§ **TASK**: Scan the records below for lines with the word "others", then state how many you find and nothing else.

§ **ROWS**:

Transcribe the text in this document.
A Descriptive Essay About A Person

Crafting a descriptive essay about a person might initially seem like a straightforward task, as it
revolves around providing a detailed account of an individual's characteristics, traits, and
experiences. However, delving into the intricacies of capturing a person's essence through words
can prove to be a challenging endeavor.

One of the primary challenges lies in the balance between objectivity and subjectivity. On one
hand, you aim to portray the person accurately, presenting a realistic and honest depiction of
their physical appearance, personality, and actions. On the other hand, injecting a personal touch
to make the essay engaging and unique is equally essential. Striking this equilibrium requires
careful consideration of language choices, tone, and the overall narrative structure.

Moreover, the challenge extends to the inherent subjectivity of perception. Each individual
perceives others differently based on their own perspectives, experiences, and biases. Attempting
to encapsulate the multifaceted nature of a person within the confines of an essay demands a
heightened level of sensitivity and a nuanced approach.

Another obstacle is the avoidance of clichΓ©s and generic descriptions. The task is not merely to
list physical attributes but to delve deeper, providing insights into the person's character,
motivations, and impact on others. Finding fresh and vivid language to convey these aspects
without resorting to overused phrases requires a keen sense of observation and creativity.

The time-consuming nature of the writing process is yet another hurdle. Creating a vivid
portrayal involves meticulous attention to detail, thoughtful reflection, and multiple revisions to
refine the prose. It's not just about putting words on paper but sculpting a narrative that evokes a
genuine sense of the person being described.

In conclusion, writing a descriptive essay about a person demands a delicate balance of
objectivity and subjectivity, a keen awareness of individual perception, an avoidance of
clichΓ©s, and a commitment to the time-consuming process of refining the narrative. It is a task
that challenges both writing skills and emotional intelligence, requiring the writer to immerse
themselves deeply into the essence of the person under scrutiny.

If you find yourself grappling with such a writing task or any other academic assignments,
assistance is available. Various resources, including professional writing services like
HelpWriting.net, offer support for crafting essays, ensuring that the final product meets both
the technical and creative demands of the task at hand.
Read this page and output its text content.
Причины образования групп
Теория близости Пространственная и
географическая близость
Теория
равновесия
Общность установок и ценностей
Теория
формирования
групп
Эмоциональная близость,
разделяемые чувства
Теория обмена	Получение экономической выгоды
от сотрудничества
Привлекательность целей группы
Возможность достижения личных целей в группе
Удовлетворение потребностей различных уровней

§ **SOLUTION FOR THIS TASK**: 2